Data excerpts:
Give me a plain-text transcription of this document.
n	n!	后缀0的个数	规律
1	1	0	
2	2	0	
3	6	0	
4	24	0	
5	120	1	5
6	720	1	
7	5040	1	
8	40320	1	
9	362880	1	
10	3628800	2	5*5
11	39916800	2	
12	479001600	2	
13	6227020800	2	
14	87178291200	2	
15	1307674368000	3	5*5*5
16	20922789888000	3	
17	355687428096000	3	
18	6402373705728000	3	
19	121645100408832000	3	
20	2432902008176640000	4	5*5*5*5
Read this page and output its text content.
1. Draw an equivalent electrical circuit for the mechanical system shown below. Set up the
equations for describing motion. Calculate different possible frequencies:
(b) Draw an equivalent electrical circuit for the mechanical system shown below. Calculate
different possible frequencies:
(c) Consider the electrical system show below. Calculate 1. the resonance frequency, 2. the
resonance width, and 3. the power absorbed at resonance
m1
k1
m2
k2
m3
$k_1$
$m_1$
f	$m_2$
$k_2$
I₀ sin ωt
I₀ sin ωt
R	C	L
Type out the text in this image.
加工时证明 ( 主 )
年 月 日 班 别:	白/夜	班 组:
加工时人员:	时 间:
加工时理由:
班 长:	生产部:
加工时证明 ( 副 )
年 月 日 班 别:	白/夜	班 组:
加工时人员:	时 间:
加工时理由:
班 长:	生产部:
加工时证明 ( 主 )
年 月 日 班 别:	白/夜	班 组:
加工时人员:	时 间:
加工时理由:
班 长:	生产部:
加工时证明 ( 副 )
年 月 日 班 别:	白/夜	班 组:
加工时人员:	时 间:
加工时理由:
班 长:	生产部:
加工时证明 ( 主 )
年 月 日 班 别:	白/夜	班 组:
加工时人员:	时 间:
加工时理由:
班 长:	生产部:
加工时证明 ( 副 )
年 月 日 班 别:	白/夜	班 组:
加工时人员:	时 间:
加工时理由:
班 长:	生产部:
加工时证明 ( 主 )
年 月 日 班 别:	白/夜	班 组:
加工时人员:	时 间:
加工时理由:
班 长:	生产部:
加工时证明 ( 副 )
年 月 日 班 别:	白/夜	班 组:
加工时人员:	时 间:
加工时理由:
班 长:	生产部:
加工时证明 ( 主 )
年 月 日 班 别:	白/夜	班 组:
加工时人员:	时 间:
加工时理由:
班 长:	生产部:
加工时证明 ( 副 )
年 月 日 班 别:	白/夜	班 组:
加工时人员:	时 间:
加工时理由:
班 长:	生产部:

## Task instructions
Reproduce all data above, unchanged.

## Problem solution
Give me a plain-text transcription of this document.
n	n!	后缀0的个数	规律
1	1	0	
2	2	0	
3	6	0	
4	24	0	
5	120	1	5
6	720	1	
7	5040	1	
8	40320	1	
9	362880	1	
10	3628800	2	5*5
11	39916800	2	
12	479001600	2	
13	6227020800	2	
14	87178291200	2	
15	1307674368000	3	5*5*5
16	20922789888000	3	
17	355687428096000	3	
18	6402373705728000	3	
19	121645100408832000	3	
20	2432902008176640000	4	5*5*5*5
Read this page and output its text content.
1. Draw an equivalent electrical circuit for the mechanical system shown below. Set up the
equations for describing motion. Calculate different possible frequencies:
(b) Draw an equivalent electrical circuit for the mechanical system shown below. Calculate
different possible frequencies:
(c) Consider the electrical system show below. Calculate 1. the resonance frequency, 2. the
resonance width, and 3. the power absorbed at resonance
m1
k1
m2
k2
m3
$k_1$
$m_1$
f	$m_2$
$k_2$
I₀ sin ωt
I₀ sin ωt
R	C	L
Type out the text in this image.
加工时证明 ( 主 )
年 月 日 班 别:	白/夜	班 组:
加工时人员:	时 间:
加工时理由:
班 长:	生产部:
加工时证明 ( 副 )
年 月 日 班 别:	白/夜	班 组:
加工时人员:	时 间:
加工时理由:
班 长:	生产部:
加工时证明 ( 主 )
年 月 日 班 别:	白/夜	班 组:
加工时人员:	时 间:
加工时理由:
班 长:	生产部:
加工时证明 ( 副 )
年 月 日 班 别:	白/夜	班 组:
加工时人员:	时 间:
加工时理由:
班 长:	生产部:
加工时证明 ( 主 )
年 月 日 班 别:	白/夜	班 组:
加工时人员:	时 间:
加工时理由:
班 长:	生产部:
加工时证明 ( 副 )
年 月 日 班 别:	白/夜	班 组:
加工时人员:	时 间:
加工时理由:
班 长:	生产部:
加工时证明 ( 主 )
年 月 日 班 别:	白/夜	班 组:
加工时人员:	时 间:
加工时理由:
班 长:	生产部:
加工时证明 ( 副 )
年 月 日 班 别:	白/夜	班 组:
加工时人员:	时 间:
加工时理由:
班 长:	生产部:
加工时证明 ( 主 )
年 月 日 班 别:	白/夜	班 组:
加工时人员:	时 间:
加工时理由:
班 长:	生产部:
加工时证明 ( 副 )
年 月 日 班 别:	白/夜	班 组:
加工时人员:	时 间:
加工时理由:
班 长:	生产部:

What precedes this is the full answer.